# Records shown start
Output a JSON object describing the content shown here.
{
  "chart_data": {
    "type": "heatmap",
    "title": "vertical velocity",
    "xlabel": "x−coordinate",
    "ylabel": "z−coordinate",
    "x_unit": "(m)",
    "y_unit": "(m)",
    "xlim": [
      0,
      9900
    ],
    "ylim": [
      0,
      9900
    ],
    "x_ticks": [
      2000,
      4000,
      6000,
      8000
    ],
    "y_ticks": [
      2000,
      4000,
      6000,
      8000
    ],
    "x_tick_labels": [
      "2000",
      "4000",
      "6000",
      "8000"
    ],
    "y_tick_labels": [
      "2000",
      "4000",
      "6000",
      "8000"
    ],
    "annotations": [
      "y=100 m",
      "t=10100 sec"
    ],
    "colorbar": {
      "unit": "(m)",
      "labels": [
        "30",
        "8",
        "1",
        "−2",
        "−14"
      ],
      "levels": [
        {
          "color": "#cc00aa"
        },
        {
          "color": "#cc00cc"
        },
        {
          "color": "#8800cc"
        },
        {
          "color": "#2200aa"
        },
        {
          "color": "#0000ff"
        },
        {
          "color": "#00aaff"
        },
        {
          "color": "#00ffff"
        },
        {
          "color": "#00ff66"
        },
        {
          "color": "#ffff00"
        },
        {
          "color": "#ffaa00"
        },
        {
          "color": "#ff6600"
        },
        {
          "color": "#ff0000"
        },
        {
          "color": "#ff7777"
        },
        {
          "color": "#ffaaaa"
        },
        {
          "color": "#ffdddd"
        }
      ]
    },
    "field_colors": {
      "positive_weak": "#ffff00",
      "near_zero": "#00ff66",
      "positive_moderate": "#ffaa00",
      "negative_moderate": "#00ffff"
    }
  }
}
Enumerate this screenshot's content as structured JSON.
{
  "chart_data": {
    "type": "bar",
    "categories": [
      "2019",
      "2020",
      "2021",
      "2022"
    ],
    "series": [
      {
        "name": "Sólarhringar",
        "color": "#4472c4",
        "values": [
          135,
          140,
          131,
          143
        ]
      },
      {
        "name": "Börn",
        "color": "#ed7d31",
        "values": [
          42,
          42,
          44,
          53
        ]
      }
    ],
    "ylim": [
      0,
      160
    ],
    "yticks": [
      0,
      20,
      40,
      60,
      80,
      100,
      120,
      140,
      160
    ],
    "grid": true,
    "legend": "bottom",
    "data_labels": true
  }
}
# Records shown end
* **Task to complete**: The records above should be repeated in full, exactly as given.

* **Answer for this exercise**:
Output a JSON object describing the content shown here.
{
  "chart_data": {
    "type": "heatmap",
    "title": "vertical velocity",
    "xlabel": "x−coordinate",
    "ylabel": "z−coordinate",
    "x_unit": "(m)",
    "y_unit": "(m)",
    "xlim": [
      0,
      9900
    ],
    "ylim": [
      0,
      9900
    ],
    "x_ticks": [
      2000,
      4000,
      6000,
      8000
    ],
    "y_ticks": [
      2000,
      4000,
      6000,
      8000
    ],
    "x_tick_labels": [
      "2000",
      "4000",
      "6000",
      "8000"
    ],
    "y_tick_labels": [
      "2000",
      "4000",
      "6000",
      "8000"
    ],
    "annotations": [
      "y=100 m",
      "t=10100 sec"
    ],
    "colorbar": {
      "unit": "(m)",
      "labels": [
        "30",
        "8",
        "1",
        "−2",
        "−14"
      ],
      "levels": [
        {
          "color": "#cc00aa"
        },
        {
          "color": "#cc00cc"
        },
        {
          "color": "#8800cc"
        },
        {
          "color": "#2200aa"
        },
        {
          "color": "#0000ff"
        },
        {
          "color": "#00aaff"
        },
        {
          "color": "#00ffff"
        },
        {
          "color": "#00ff66"
        },
        {
          "color": "#ffff00"
        },
        {
          "color": "#ffaa00"
        },
        {
          "color": "#ff6600"
        },
        {
          "color": "#ff0000"
        },
        {
          "color": "#ff7777"
        },
        {
          "color": "#ffaaaa"
        },
        {
          "color": "#ffdddd"
        }
      ]
    },
    "field_colors": {
      "positive_weak": "#ffff00",
      "near_zero": "#00ff66",
      "positive_moderate": "#ffaa00",
      "negative_moderate": "#00ffff"
    }
  }
}
Enumerate this screenshot's content as structured JSON.
{
  "chart_data": {
    "type": "bar",
    "categories": [
      "2019",
      "2020",
      "2021",
      "2022"
    ],
    "series": [
      {
        "name": "Sólarhringar",
        "color": "#4472c4",
        "values": [
          135,
          140,
          131,
          143
        ]
      },
      {
        "name": "Börn",
        "color": "#ed7d31",
        "values": [
          42,
          42,
          44,
          53
        ]
      }
    ],
    "ylim": [
      0,
      160
    ],
    "yticks": [
      0,
      20,
      40,
      60,
      80,
      100,
      120,
      140,
      160
    ],
    "grid": true,
    "legend": "bottom",
    "data_labels": true
  }
}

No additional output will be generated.